>> Start

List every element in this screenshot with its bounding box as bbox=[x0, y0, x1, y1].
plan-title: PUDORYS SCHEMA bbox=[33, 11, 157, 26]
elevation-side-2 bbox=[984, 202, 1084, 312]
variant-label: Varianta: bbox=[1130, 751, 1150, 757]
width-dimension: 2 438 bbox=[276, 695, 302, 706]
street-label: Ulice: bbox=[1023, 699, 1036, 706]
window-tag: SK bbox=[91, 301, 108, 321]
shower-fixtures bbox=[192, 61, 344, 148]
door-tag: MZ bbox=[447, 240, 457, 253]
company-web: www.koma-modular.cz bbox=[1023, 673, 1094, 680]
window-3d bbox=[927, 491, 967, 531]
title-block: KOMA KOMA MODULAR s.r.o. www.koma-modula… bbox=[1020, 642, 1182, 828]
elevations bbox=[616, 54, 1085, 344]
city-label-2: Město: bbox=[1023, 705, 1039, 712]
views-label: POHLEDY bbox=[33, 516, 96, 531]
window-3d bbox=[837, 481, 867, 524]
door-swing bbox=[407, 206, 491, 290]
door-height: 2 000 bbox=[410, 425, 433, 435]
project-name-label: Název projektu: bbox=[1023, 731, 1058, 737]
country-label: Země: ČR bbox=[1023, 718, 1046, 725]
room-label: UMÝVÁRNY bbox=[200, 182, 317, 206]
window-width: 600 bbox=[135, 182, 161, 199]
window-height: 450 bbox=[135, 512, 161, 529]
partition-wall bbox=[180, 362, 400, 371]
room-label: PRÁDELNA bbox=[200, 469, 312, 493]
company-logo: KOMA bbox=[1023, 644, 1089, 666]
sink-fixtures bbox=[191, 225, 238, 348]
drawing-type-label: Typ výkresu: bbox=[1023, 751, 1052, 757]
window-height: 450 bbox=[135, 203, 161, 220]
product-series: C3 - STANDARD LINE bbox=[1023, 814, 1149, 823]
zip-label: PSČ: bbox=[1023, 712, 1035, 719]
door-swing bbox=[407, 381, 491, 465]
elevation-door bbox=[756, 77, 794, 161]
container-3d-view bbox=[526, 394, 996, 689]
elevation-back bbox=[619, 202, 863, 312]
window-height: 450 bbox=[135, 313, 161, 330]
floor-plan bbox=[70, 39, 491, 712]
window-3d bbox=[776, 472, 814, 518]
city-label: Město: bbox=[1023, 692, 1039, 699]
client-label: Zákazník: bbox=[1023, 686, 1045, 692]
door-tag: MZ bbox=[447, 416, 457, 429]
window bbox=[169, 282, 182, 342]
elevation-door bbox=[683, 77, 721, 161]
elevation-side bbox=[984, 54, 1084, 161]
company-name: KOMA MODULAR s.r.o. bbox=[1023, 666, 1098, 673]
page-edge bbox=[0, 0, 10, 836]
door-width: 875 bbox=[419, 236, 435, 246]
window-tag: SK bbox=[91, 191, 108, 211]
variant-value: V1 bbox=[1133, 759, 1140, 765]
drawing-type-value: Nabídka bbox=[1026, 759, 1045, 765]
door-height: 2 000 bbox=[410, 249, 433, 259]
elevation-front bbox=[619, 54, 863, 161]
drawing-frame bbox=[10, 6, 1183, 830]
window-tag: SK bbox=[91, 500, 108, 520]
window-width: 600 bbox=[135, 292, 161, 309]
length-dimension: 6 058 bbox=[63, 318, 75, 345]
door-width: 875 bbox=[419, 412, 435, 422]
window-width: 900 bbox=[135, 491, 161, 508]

>> End

Requirement:
Please reproduce the records from the start through the line containing "door-tag: MZ bbox=[447, 240, 457, 253]", inclusive, with "shower-fixtures" swapped for "shower-units" and everything else left the same.

Solution for this exercise:
List every element in this screenshot with its bounding box as bbox=[x0, y0, x1, y1].
plan-title: PUDORYS SCHEMA bbox=[33, 11, 157, 26]
elevation-side-2 bbox=[984, 202, 1084, 312]
variant-label: Varianta: bbox=[1130, 751, 1150, 757]
width-dimension: 2 438 bbox=[276, 695, 302, 706]
street-label: Ulice: bbox=[1023, 699, 1036, 706]
window-tag: SK bbox=[91, 301, 108, 321]
shower-units bbox=[192, 61, 344, 148]
door-tag: MZ bbox=[447, 240, 457, 253]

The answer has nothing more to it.